START

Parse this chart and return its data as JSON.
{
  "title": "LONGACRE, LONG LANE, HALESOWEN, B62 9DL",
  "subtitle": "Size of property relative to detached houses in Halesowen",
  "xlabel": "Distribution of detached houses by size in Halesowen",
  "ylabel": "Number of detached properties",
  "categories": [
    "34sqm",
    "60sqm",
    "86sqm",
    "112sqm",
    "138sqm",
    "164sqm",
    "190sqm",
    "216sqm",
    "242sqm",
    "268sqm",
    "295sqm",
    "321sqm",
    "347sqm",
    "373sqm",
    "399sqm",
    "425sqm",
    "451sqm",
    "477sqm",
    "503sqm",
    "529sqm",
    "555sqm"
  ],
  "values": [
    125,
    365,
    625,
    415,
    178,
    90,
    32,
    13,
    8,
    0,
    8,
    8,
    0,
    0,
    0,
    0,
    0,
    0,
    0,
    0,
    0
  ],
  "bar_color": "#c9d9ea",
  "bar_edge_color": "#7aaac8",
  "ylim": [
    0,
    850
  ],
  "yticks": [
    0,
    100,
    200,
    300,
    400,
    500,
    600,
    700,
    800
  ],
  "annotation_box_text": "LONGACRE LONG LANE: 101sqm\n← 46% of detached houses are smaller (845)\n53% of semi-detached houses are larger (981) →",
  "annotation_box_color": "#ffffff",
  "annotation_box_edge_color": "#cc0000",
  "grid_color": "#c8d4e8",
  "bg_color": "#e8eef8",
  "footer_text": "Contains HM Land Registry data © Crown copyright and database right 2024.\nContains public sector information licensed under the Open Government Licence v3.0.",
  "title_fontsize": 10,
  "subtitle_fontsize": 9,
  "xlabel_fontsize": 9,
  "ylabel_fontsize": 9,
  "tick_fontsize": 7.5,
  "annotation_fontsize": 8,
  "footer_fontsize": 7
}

END

**Exercise directions**.
Extract all of the data shown above without alteration.

**Answer to this problem**.
Parse this chart and return its data as JSON.
{
  "title": "LONGACRE, LONG LANE, HALESOWEN, B62 9DL",
  "subtitle": "Size of property relative to detached houses in Halesowen",
  "xlabel": "Distribution of detached houses by size in Halesowen",
  "ylabel": "Number of detached properties",
  "categories": [
    "34sqm",
    "60sqm",
    "86sqm",
    "112sqm",
    "138sqm",
    "164sqm",
    "190sqm",
    "216sqm",
    "242sqm",
    "268sqm",
    "295sqm",
    "321sqm",
    "347sqm",
    "373sqm",
    "399sqm",
    "425sqm",
    "451sqm",
    "477sqm",
    "503sqm",
    "529sqm",
    "555sqm"
  ],
  "values": [
    125,
    365,
    625,
    415,
    178,
    90,
    32,
    13,
    8,
    0,
    8,
    8,
    0,
    0,
    0,
    0,
    0,
    0,
    0,
    0,
    0
  ],
  "bar_color": "#c9d9ea",
  "bar_edge_color": "#7aaac8",
  "ylim": [
    0,
    850
  ],
  "yticks": [
    0,
    100,
    200,
    300,
    400,
    500,
    600,
    700,
    800
  ],
  "annotation_box_text": "LONGACRE LONG LANE: 101sqm\n← 46% of detached houses are smaller (845)\n53% of semi-detached houses are larger (981) →",
  "annotation_box_color": "#ffffff",
  "annotation_box_edge_color": "#cc0000",
  "grid_color": "#c8d4e8",
  "bg_color": "#e8eef8",
  "footer_text": "Contains HM Land Registry data © Crown copyright and database right 2024.\nContains public sector information licensed under the Open Government Licence v3.0.",
  "title_fontsize": 10,
  "subtitle_fontsize": 9,
  "xlabel_fontsize": 9,
  "ylabel_fontsize": 9,
  "tick_fontsize": 7.5,
  "annotation_fontsize": 8,
  "footer_fontsize": 7
}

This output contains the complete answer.